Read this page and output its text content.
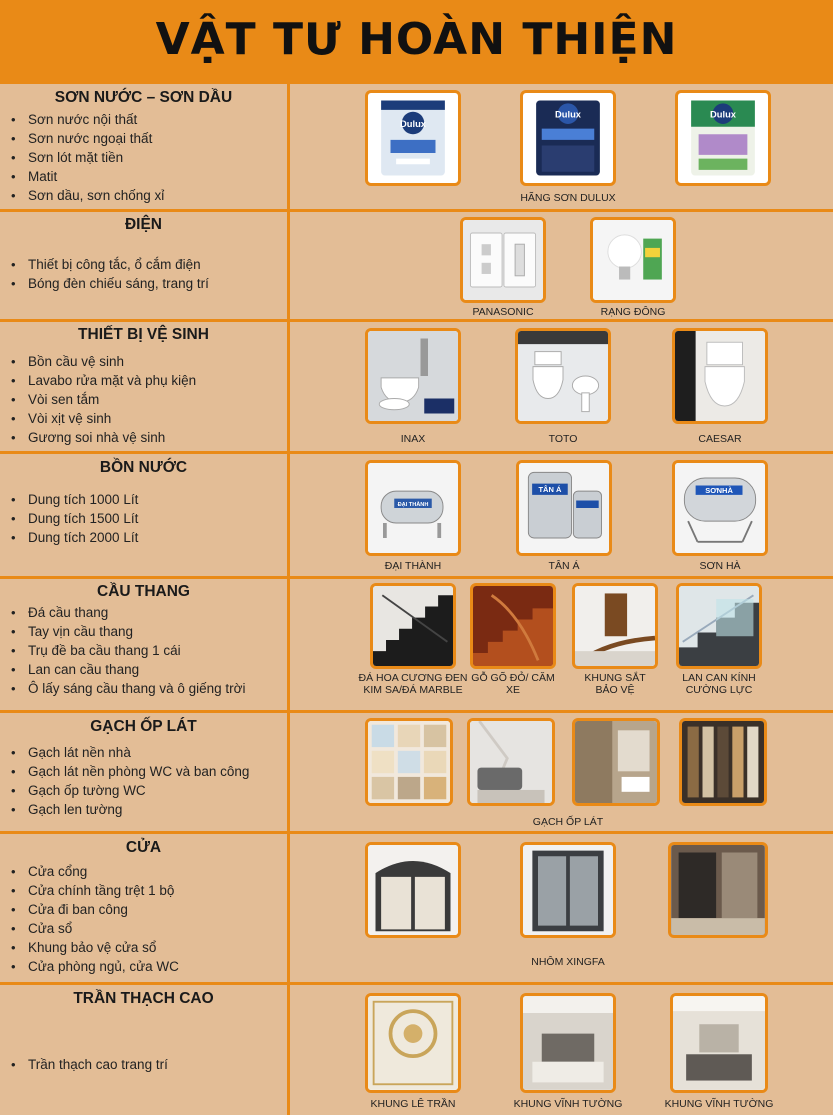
VẬT TƯ HOÀN THIỆN
SƠN NƯỚC – SƠN DẦU
• Sơn nước nội thất
• Sơn nước ngoại thất
• Sơn lót mặt tiền
• Matit
• Sơn dầu, sơn chống xỉ
Dulux
Dulux	Dulux
HÃNG SƠN DULUX
ĐIỆN
• Thiết bị công tắc, ổ cắm điện
• Bóng đèn chiếu sáng, trang trí
PANASONIC	RẠNG ĐÔNG
THIẾT BỊ VỆ SINH
• Bồn cầu vệ sinh
• Lavabo rửa mặt và phụ kiện
• Vòi sen tắm
• Vòi xịt vệ sinh
• Gương soi nhà vệ sinh	INAX	TOTO	CAESAR
BỒN NƯỚC
• Dung tích 1000 Lít
• Dung tích 1500 Lít
• Dung tích 2000 Lít
ĐẠI THÀNH
TÂN Á	SƠNHÀ
ĐẠI THÀNH	TÂN Á	SƠN HÀ
CẦU THANG
• Đá cầu thang
• Tay vịn cầu thang
• Trụ đề ba cầu thang 1 cái
• Lan can cầu thang
• Ô lấy sáng cầu thang và ô giếng trời
ĐÁ HOA CƯƠNG ĐEN KIM SA/ĐÁ MARBLE
GỖ GÕ ĐỎ/ CĂM XE
KHUNG SẮT BẢO VỆ
LAN CAN KÍNH CƯỜNG LỰC
GẠCH ỐP LÁT
• Gạch lát nền nhà
• Gạch lát nền phòng WC và ban công
• Gạch ốp tường WC
• Gạch len tường
GẠCH ỐP LÁT
CỬA
• Cửa cổng
• Cửa chính tầng trệt 1 bộ
• Cửa đi ban công
• Cửa sổ
• Khung bảo vệ cửa sổ
• Cửa phòng ngủ, cửa WC	NHÔM XINGFA
TRẦN THẠCH CAO
• Trần thạch cao trang trí
KHUNG LÊ TRẦN	KHUNG VĨNH TƯỜNG	KHUNG VĨNH TƯỜNG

+--

== What you need to do ==
Repeat the preceding records precisely, and leave every picture out of the copy.

== Full response ==
Read this page and output its text content.
VẬT TƯ HOÀN THIỆN
SƠN NƯỚC – SƠN DẦU
• Sơn nước nội thất
• Sơn nước ngoại thất
• Sơn lót mặt tiền
• Matit
• Sơn dầu, sơn chống xỉ
Dulux
Dulux	Dulux
HÃNG SƠN DULUX
ĐIỆN
• Thiết bị công tắc, ổ cắm điện
• Bóng đèn chiếu sáng, trang trí
PANASONIC	RẠNG ĐÔNG
THIẾT BỊ VỆ SINH
• Bồn cầu vệ sinh
• Lavabo rửa mặt và phụ kiện
• Vòi sen tắm
• Vòi xịt vệ sinh
• Gương soi nhà vệ sinh	INAX	TOTO	CAESAR
BỒN NƯỚC
• Dung tích 1000 Lít
• Dung tích 1500 Lít
• Dung tích 2000 Lít
ĐẠI THÀNH
TÂN Á	SƠNHÀ
ĐẠI THÀNH	TÂN Á	SƠN HÀ
CẦU THANG
• Đá cầu thang
• Tay vịn cầu thang
• Trụ đề ba cầu thang 1 cái
• Lan can cầu thang
• Ô lấy sáng cầu thang và ô giếng trời
ĐÁ HOA CƯƠNG ĐEN KIM SA/ĐÁ MARBLE
GỖ GÕ ĐỎ/ CĂM XE
KHUNG SẮT BẢO VỆ
LAN CAN KÍNH CƯỜNG LỰC
GẠCH ỐP LÁT
• Gạch lát nền nhà
• Gạch lát nền phòng WC và ban công
• Gạch ốp tường WC
• Gạch len tường
GẠCH ỐP LÁT
CỬA
• Cửa cổng
• Cửa chính tầng trệt 1 bộ
• Cửa đi ban công
• Cửa sổ
• Khung bảo vệ cửa sổ
• Cửa phòng ngủ, cửa WC	NHÔM XINGFA
TRẦN THẠCH CAO
• Trần thạch cao trang trí
KHUNG LÊ TRẦN	KHUNG VĨNH TƯỜNG	KHUNG VĨNH TƯỜNG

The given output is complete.